== Supplied data ==

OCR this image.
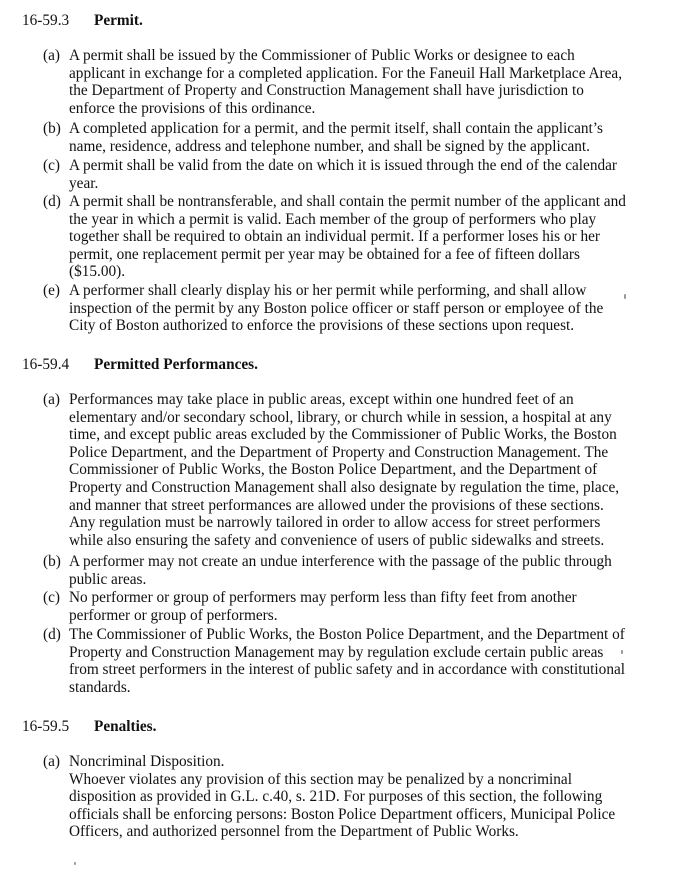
16-59.3 Permit.
(a) A permit shall be issued by the Commissioner of Public Works or designee to each applicant in exchange for a completed application. For the Faneuil Hall Marketplace Area, the Department of Property and Construction Management shall have jurisdiction to enforce the provisions of this ordinance.
(b) A completed application for a permit, and the permit itself, shall contain the applicant’s name, residence, address and telephone number, and shall be signed by the applicant.
(c) A permit shall be valid from the date on which it is issued through the end of the calendar year.
(d) A permit shall be nontransferable, and shall contain the permit number of the applicant and the year in which a permit is valid. Each member of the group of performers who play together shall be required to obtain an individual permit. If a performer loses his or her permit, one replacement permit per year may be obtained for a fee of fifteen dollars ($15.00).
(e) A performer shall clearly display his or her permit while performing, and shall allow inspection of the permit by any Boston police officer or staff person or employee of the City of Boston authorized to enforce the provisions of these sections upon request.
16-59.4 Permitted Performances.
(a) Performances may take place in public areas, except within one hundred feet of an elementary and/or secondary school, library, or church while in session, a hospital at any time, and except public areas excluded by the Commissioner of Public Works, the Boston Police Department, and the Department of Property and Construction Management. The Commissioner of Public Works, the Boston Police Department, and the Department of Property and Construction Management shall also designate by regulation the time, place, and manner that street performances are allowed under the provisions of these sections. Any regulation must be narrowly tailored in order to allow access for street performers while also ensuring the safety and convenience of users of public sidewalks and streets.
(b) A performer may not create an undue interference with the passage of the public through public areas.
(c) No performer or group of performers may perform less than fifty feet from another performer or group of performers.
(d) The Commissioner of Public Works, the Boston Police Department, and the Department of Property and Construction Management may by regulation exclude certain public areas from street performers in the interest of public safety and in accordance with constitutional standards.
16-59.5 Penalties.
(a) Noncriminal Disposition.
Whoever violates any provision of this section may be penalized by a noncriminal disposition as provided in G.L. c.40, s. 21D. For purposes of this section, the following officials shall be enforcing persons: Boston Police Department officers, Municipal Police Officers, and authorized personnel from the Department of Public Works.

== Short task ==
Find all lines holding the string "valid" and copy them.

== Answer to the task ==
(c) A permit shall be valid from the date on which it is issued through the end of the calendar year.
(d) A permit shall be nontransferable, and shall contain the permit number of the applicant and the year in which a permit is valid. Each member of the group of performers who play together shall be required to obtain an individual permit. If a performer loses his or her permit, one replacement permit per year may be obtained for a fee of fifteen dollars ($15.00).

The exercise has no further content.